SHORT EXERCISE: From the entries below, please gather each line containing the string "orientation".

*** ENTRIES SUPPLIED ***

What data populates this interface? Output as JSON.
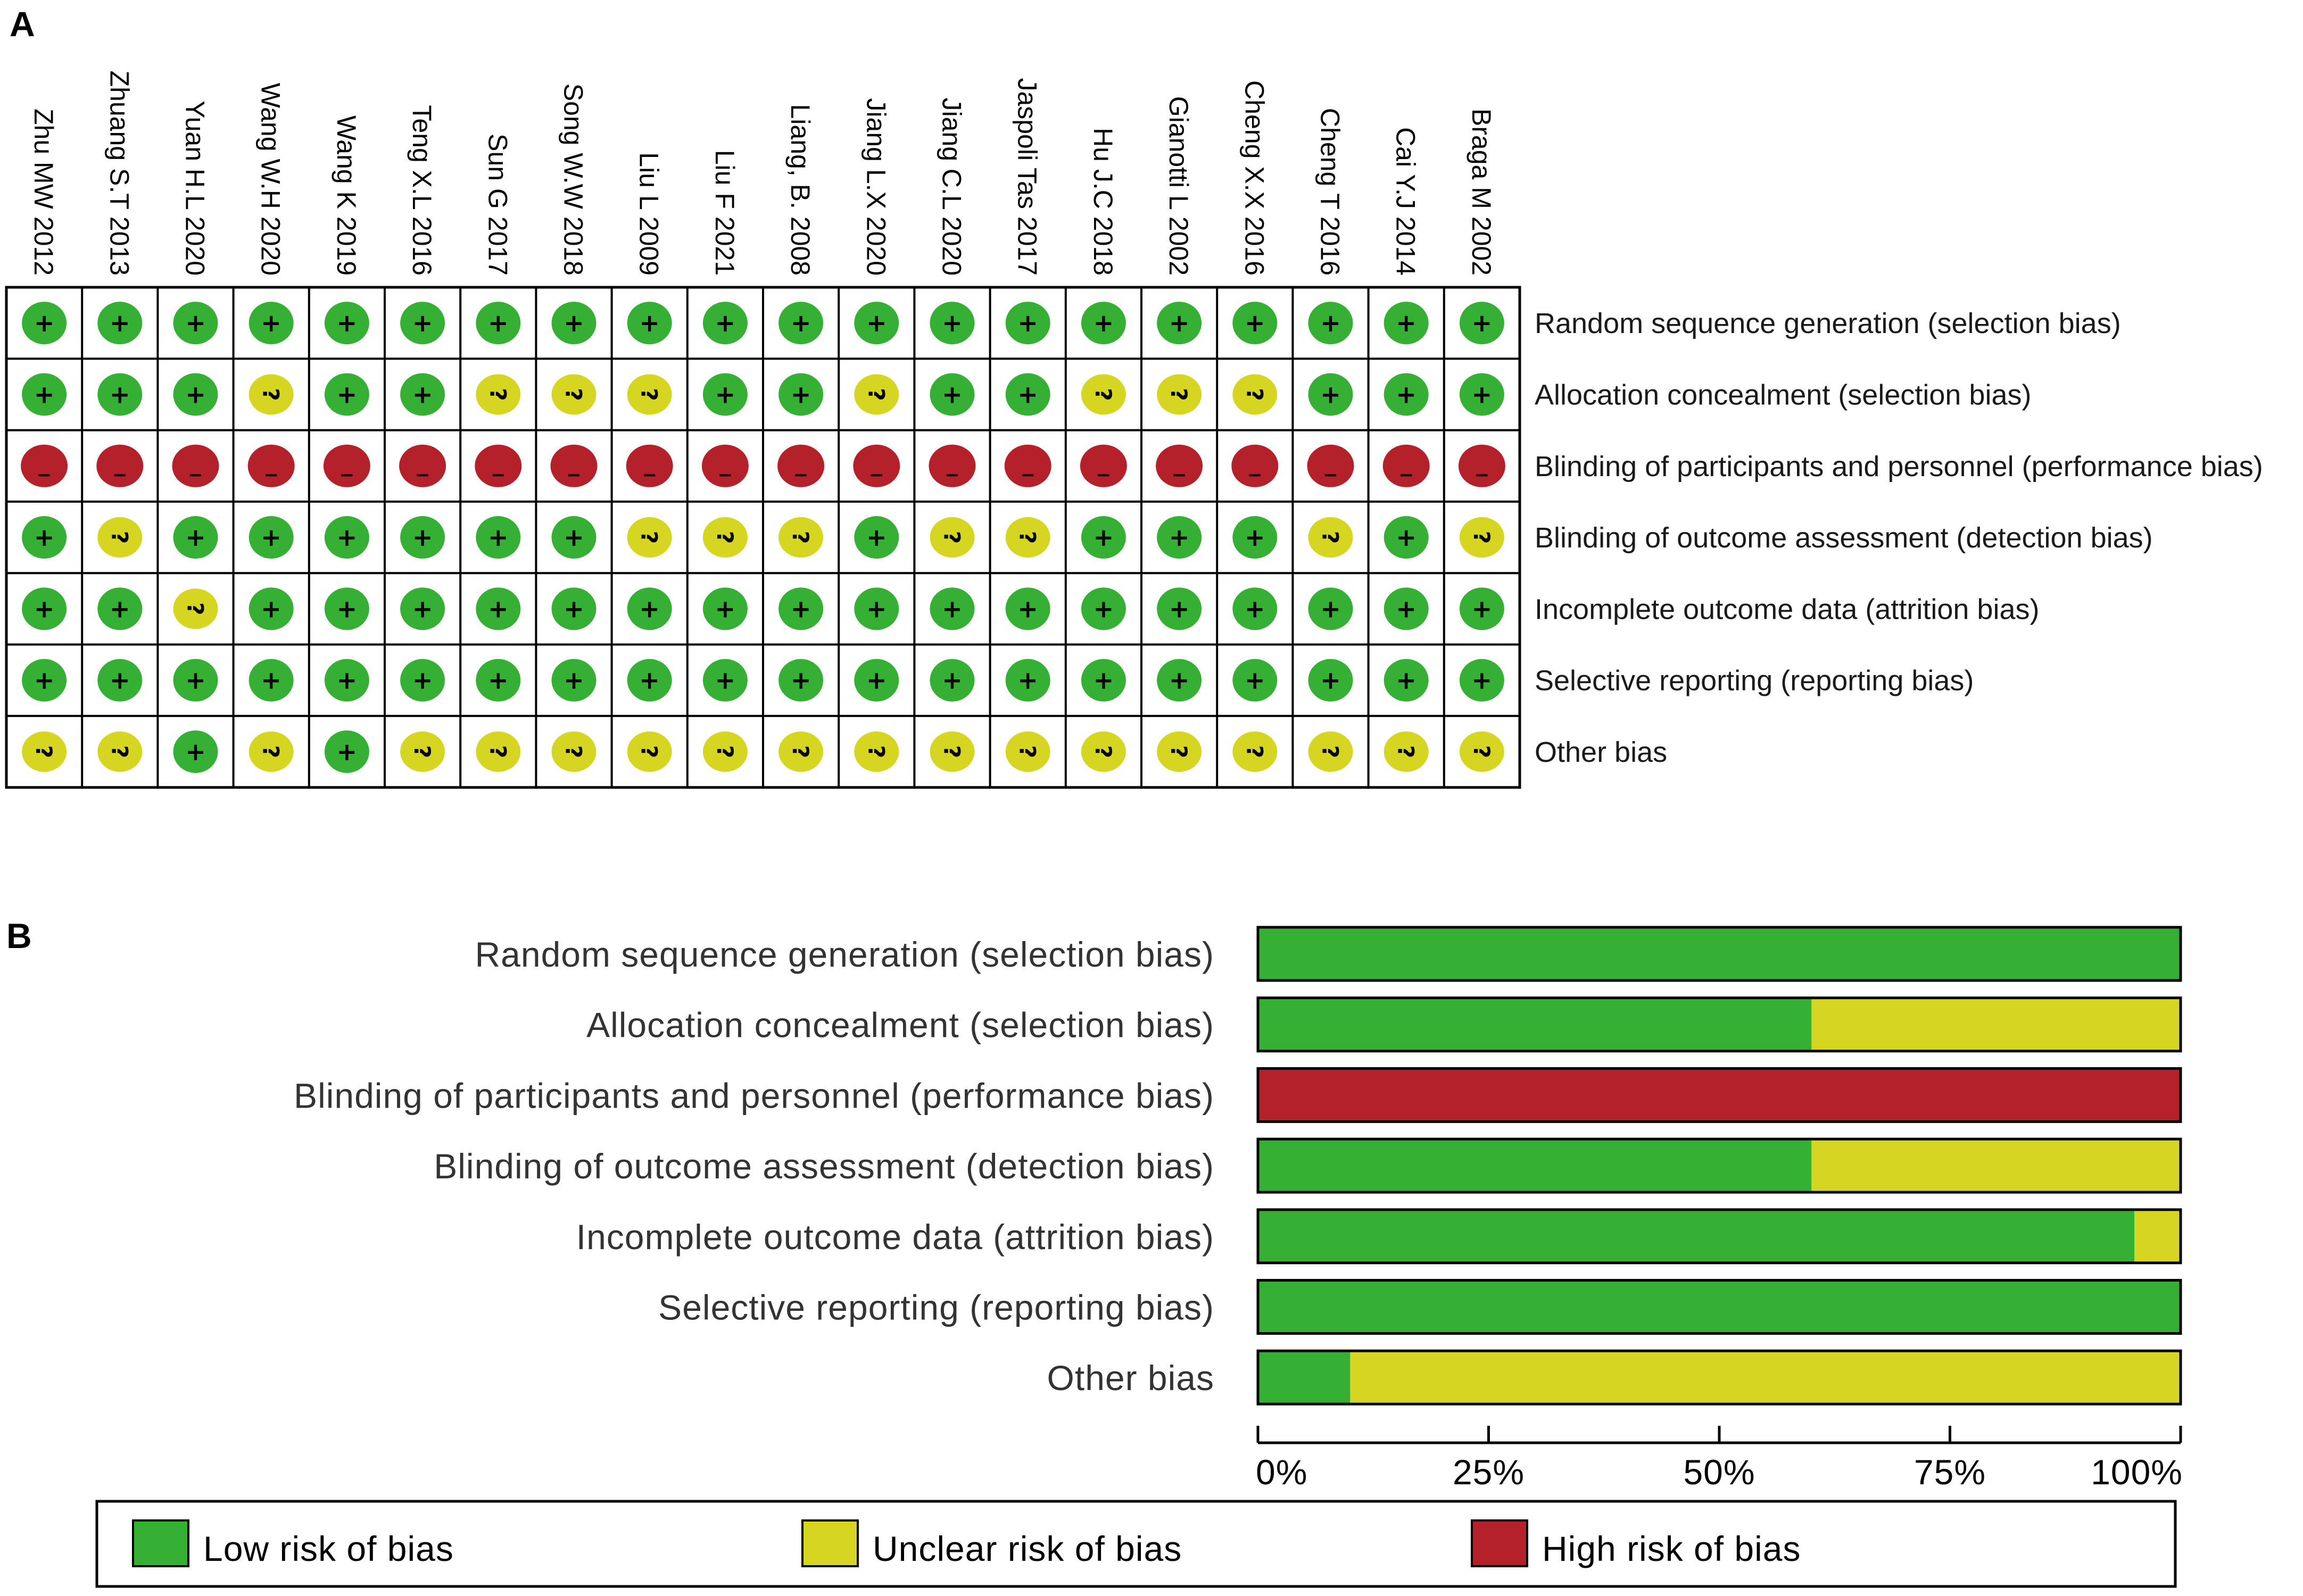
{
  "panel_a_label": "A",
  "panel_b_label": "B",
  "colors": {
    "low": "#36b034",
    "unclear": "#d6d622",
    "high": "#b5212a",
    "grid": "#000000"
  },
  "symbols": {
    "low": "+",
    "unclear": "?",
    "high": "−"
  },
  "chart_data": [
    {
      "type": "table",
      "title": "",
      "columns": [
        "Zhu MW 2012",
        "Zhuang S.T 2013",
        "Yuan H.L 2020",
        "Wang W.H 2020",
        "Wang K 2019",
        "Teng X.L 2016",
        "Sun G 2017",
        "Song W.W 2018",
        "Liu L 2009",
        "Liu F 2021",
        "Liang, B. 2008",
        "Jiang L.X 2020",
        "Jiang C.L 2020",
        "Jaspoli Tas 2017",
        "Hu J.C 2018",
        "Gianotti L 2002",
        "Cheng X.X 2016",
        "Cheng T 2016",
        "Cai Y.J 2014",
        "Braga M 2002"
      ],
      "rows": [
        "Random sequence generation (selection bias)",
        "Allocation concealment (selection bias)",
        "Blinding of participants and personnel (performance bias)",
        "Blinding of outcome assessment (detection bias)",
        "Incomplete outcome data (attrition bias)",
        "Selective reporting (reporting bias)",
        "Other bias"
      ],
      "cells": [
        [
          "low",
          "low",
          "low",
          "low",
          "low",
          "low",
          "low",
          "low",
          "low",
          "low",
          "low",
          "low",
          "low",
          "low",
          "low",
          "low",
          "low",
          "low",
          "low",
          "low"
        ],
        [
          "low",
          "low",
          "low",
          "unclear",
          "low",
          "low",
          "unclear",
          "unclear",
          "unclear",
          "low",
          "low",
          "unclear",
          "low",
          "low",
          "unclear",
          "unclear",
          "unclear",
          "low",
          "low",
          "low"
        ],
        [
          "high",
          "high",
          "high",
          "high",
          "high",
          "high",
          "high",
          "high",
          "high",
          "high",
          "high",
          "high",
          "high",
          "high",
          "high",
          "high",
          "high",
          "high",
          "high",
          "high"
        ],
        [
          "low",
          "unclear",
          "low",
          "low",
          "low",
          "low",
          "low",
          "low",
          "unclear",
          "unclear",
          "unclear",
          "low",
          "unclear",
          "unclear",
          "low",
          "low",
          "low",
          "unclear",
          "low",
          "unclear"
        ],
        [
          "low",
          "low",
          "unclear",
          "low",
          "low",
          "low",
          "low",
          "low",
          "low",
          "low",
          "low",
          "low",
          "low",
          "low",
          "low",
          "low",
          "low",
          "low",
          "low",
          "low"
        ],
        [
          "low",
          "low",
          "low",
          "low",
          "low",
          "low",
          "low",
          "low",
          "low",
          "low",
          "low",
          "low",
          "low",
          "low",
          "low",
          "low",
          "low",
          "low",
          "low",
          "low"
        ],
        [
          "unclear",
          "unclear",
          "low",
          "unclear",
          "low",
          "unclear",
          "unclear",
          "unclear",
          "unclear",
          "unclear",
          "unclear",
          "unclear",
          "unclear",
          "unclear",
          "unclear",
          "unclear",
          "unclear",
          "unclear",
          "unclear",
          "unclear"
        ]
      ]
    },
    {
      "type": "bar",
      "orientation": "horizontal-stacked",
      "title": "",
      "categories": [
        "Random sequence generation (selection bias)",
        "Allocation concealment (selection bias)",
        "Blinding of participants and personnel (performance bias)",
        "Blinding of outcome assessment (detection bias)",
        "Incomplete outcome data (attrition bias)",
        "Selective reporting (reporting bias)",
        "Other bias"
      ],
      "series": [
        {
          "name": "Low risk of bias",
          "key": "low",
          "values": [
            100,
            60,
            0,
            60,
            95,
            100,
            10
          ]
        },
        {
          "name": "Unclear risk of bias",
          "key": "unclear",
          "values": [
            0,
            40,
            0,
            40,
            5,
            0,
            90
          ]
        },
        {
          "name": "High risk of bias",
          "key": "high",
          "values": [
            0,
            0,
            100,
            0,
            0,
            0,
            0
          ]
        }
      ],
      "xlim": [
        0,
        100
      ],
      "xticks": [
        "0%",
        "25%",
        "50%",
        "75%",
        "100%"
      ],
      "xlabel": "",
      "ylabel": "",
      "legend": [
        "Low risk of bias",
        "Unclear risk of bias",
        "High risk of bias"
      ],
      "legend_position": "bottom"
    }
  ]
}
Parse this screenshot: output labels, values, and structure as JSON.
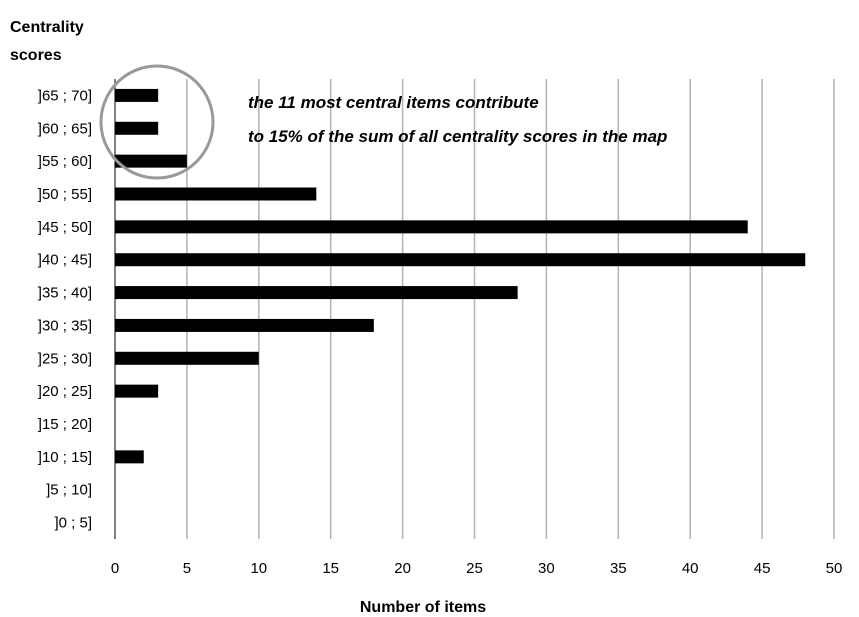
{
  "chart_data": {
    "type": "bar",
    "orientation": "horizontal",
    "ylabel": [
      "Centrality",
      "scores"
    ],
    "xlabel": "Number of items",
    "categories": [
      "]0 ; 5]",
      "]5 ; 10]",
      "]10 ; 15]",
      "]15 ; 20]",
      "]20 ; 25]",
      "]25 ; 30]",
      "]30 ; 35]",
      "]35 ; 40]",
      "]40 ; 45]",
      "]45 ; 50]",
      "]50 ; 55]",
      "]55 ; 60]",
      "]60 ; 65]",
      "]65 ; 70]"
    ],
    "values": [
      0,
      0,
      2,
      0,
      3,
      10,
      18,
      28,
      48,
      44,
      14,
      5,
      3,
      3
    ],
    "xlim": [
      0,
      50
    ],
    "xticks": [
      0,
      5,
      10,
      15,
      20,
      25,
      30,
      35,
      40,
      45,
      50
    ],
    "grid": "vertical",
    "bar_color": "#000000",
    "grid_color": "#b3b3b3",
    "annotation": {
      "lines": [
        "the 11 most central items contribute",
        "to 15% of the sum of all centrality scores in the map"
      ],
      "highlight_categories": [
        "]55 ; 60]",
        "]60 ; 65]",
        "]65 ; 70]"
      ],
      "highlight_shape": "circle",
      "highlight_color": "#999999"
    }
  }
}
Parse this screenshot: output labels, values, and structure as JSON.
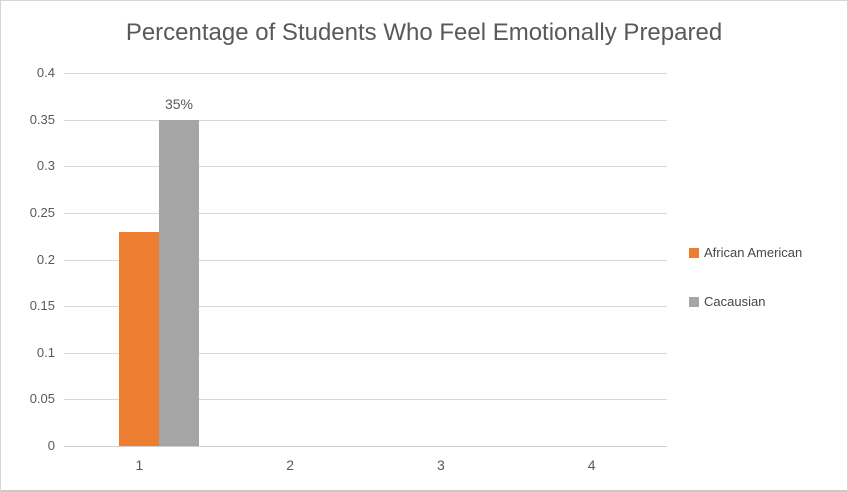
{
  "chart_data": {
    "type": "bar",
    "title": "Percentage of Students Who Feel Emotionally Prepared",
    "categories": [
      "1",
      "2",
      "3",
      "4"
    ],
    "series": [
      {
        "name": "African American",
        "color": "#ED7D31",
        "values": [
          0.23,
          null,
          null,
          null
        ],
        "data_labels": [
          null,
          null,
          null,
          null
        ]
      },
      {
        "name": "Cacausian",
        "color": "#A5A5A5",
        "values": [
          0.35,
          null,
          null,
          null
        ],
        "data_labels": [
          "35%",
          null,
          null,
          null
        ]
      }
    ],
    "xlabel": "",
    "ylabel": "",
    "ylim": [
      0,
      0.4
    ],
    "ytick_step": 0.05,
    "ytick_labels": [
      "0",
      "0.05",
      "0.1",
      "0.15",
      "0.2",
      "0.25",
      "0.3",
      "0.35",
      "0.4"
    ],
    "grid": true,
    "legend_position": "right",
    "colors": {
      "gridline": "#D9D9D9",
      "axis_line": "#CFCFCF",
      "axis_text": "#595959",
      "title_text": "#595959",
      "data_label_text": "#595959",
      "frame_border": "#D6D6D6"
    }
  }
}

***

THE OUTPUT:
      "orientation": "horizontal-stacked",
    "orientation": "horizontal",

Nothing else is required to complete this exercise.